* [Task to complete] Each entry below must be repeated exactly, with pictures left out.

* [Material]
○ ○ ○ ○ ○
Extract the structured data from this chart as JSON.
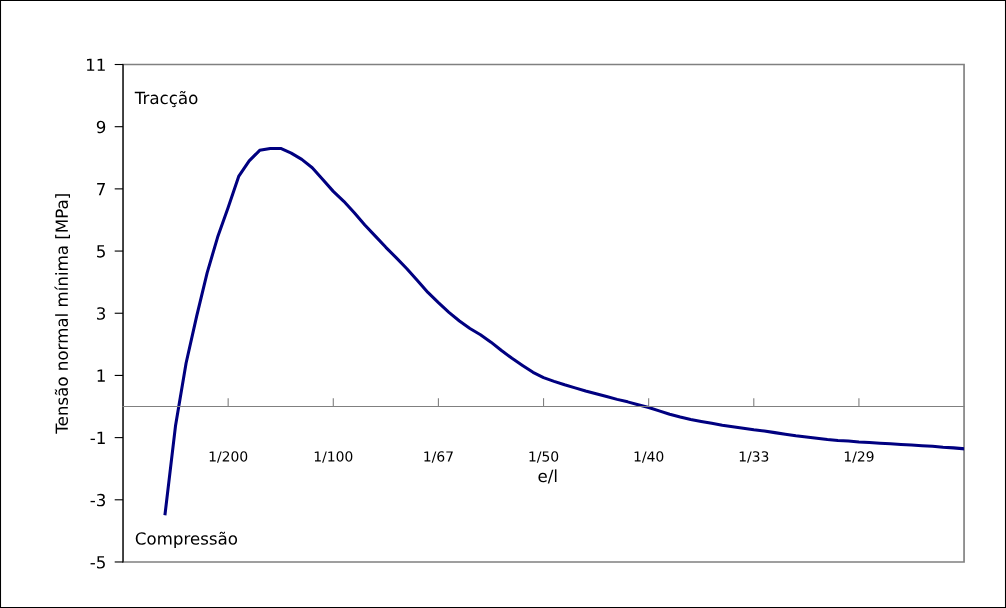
{
  "chart_data": {
    "type": "line",
    "xlabel": "e/l",
    "ylabel": "Tensão normal mínima [MPa]",
    "annotations": [
      "Tracção",
      "Compressão"
    ],
    "categories": [
      null,
      null,
      null,
      null,
      null,
      null,
      null,
      null,
      null,
      null,
      "1/200",
      null,
      null,
      null,
      null,
      null,
      null,
      null,
      null,
      null,
      "1/100",
      null,
      null,
      null,
      null,
      null,
      null,
      null,
      null,
      null,
      "1/67",
      null,
      null,
      null,
      null,
      null,
      null,
      null,
      null,
      null,
      "1/50",
      null,
      null,
      null,
      null,
      null,
      null,
      null,
      null,
      null,
      "1/40",
      null,
      null,
      null,
      null,
      null,
      null,
      null,
      null,
      null,
      "1/33",
      null,
      null,
      null,
      null,
      null,
      null,
      null,
      null,
      null,
      "1/29",
      null,
      null,
      null,
      null,
      null,
      null,
      null,
      null,
      null,
      null
    ],
    "series": [
      {
        "color": "#000080",
        "values": [
          null,
          null,
          null,
          null,
          -3.45,
          -0.6,
          1.4,
          2.9,
          4.3,
          5.45,
          6.4,
          7.4,
          7.9,
          8.24,
          8.3,
          8.3,
          8.15,
          7.95,
          7.68,
          7.3,
          6.92,
          6.6,
          6.23,
          5.84,
          5.48,
          5.12,
          4.78,
          4.43,
          4.05,
          3.67,
          3.34,
          3.03,
          2.75,
          2.51,
          2.31,
          2.07,
          1.8,
          1.55,
          1.32,
          1.1,
          0.93,
          0.81,
          0.7,
          0.6,
          0.5,
          0.41,
          0.32,
          0.23,
          0.15,
          0.06,
          -0.03,
          -0.14,
          -0.25,
          -0.34,
          -0.42,
          -0.48,
          -0.54,
          -0.6,
          -0.65,
          -0.7,
          -0.75,
          -0.79,
          -0.84,
          -0.89,
          -0.94,
          -0.98,
          -1.02,
          -1.06,
          -1.09,
          -1.11,
          -1.14,
          -1.16,
          -1.18,
          -1.2,
          -1.22,
          -1.24,
          -1.26,
          -1.28,
          -1.31,
          -1.33,
          -1.36
        ]
      }
    ],
    "ylim": [
      -5,
      11
    ],
    "yticks": [
      -5,
      -3,
      -1,
      1,
      3,
      5,
      7,
      9,
      11
    ]
  }
}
○ ○ ○ ○ ○
* [Solution to this problem]
Extract the structured data from this chart as JSON.
{
  "chart_data": {
    "type": "line",
    "xlabel": "e/l",
    "ylabel": "Tensão normal mínima [MPa]",
    "annotations": [
      "Tracção",
      "Compressão"
    ],
    "categories": [
      null,
      null,
      null,
      null,
      null,
      null,
      null,
      null,
      null,
      null,
      "1/200",
      null,
      null,
      null,
      null,
      null,
      null,
      null,
      null,
      null,
      "1/100",
      null,
      null,
      null,
      null,
      null,
      null,
      null,
      null,
      null,
      "1/67",
      null,
      null,
      null,
      null,
      null,
      null,
      null,
      null,
      null,
      "1/50",
      null,
      null,
      null,
      null,
      null,
      null,
      null,
      null,
      null,
      "1/40",
      null,
      null,
      null,
      null,
      null,
      null,
      null,
      null,
      null,
      "1/33",
      null,
      null,
      null,
      null,
      null,
      null,
      null,
      null,
      null,
      "1/29",
      null,
      null,
      null,
      null,
      null,
      null,
      null,
      null,
      null,
      null
    ],
    "series": [
      {
        "color": "#000080",
        "values": [
          null,
          null,
          null,
          null,
          -3.45,
          -0.6,
          1.4,
          2.9,
          4.3,
          5.45,
          6.4,
          7.4,
          7.9,
          8.24,
          8.3,
          8.3,
          8.15,
          7.95,
          7.68,
          7.3,
          6.92,
          6.6,
          6.23,
          5.84,
          5.48,
          5.12,
          4.78,
          4.43,
          4.05,
          3.67,
          3.34,
          3.03,
          2.75,
          2.51,
          2.31,
          2.07,
          1.8,
          1.55,
          1.32,
          1.1,
          0.93,
          0.81,
          0.7,
          0.6,
          0.5,
          0.41,
          0.32,
          0.23,
          0.15,
          0.06,
          -0.03,
          -0.14,
          -0.25,
          -0.34,
          -0.42,
          -0.48,
          -0.54,
          -0.6,
          -0.65,
          -0.7,
          -0.75,
          -0.79,
          -0.84,
          -0.89,
          -0.94,
          -0.98,
          -1.02,
          -1.06,
          -1.09,
          -1.11,
          -1.14,
          -1.16,
          -1.18,
          -1.2,
          -1.22,
          -1.24,
          -1.26,
          -1.28,
          -1.31,
          -1.33,
          -1.36
        ]
      }
    ],
    "ylim": [
      -5,
      11
    ],
    "yticks": [
      -5,
      -3,
      -1,
      1,
      3,
      5,
      7,
      9,
      11
    ]
  }
}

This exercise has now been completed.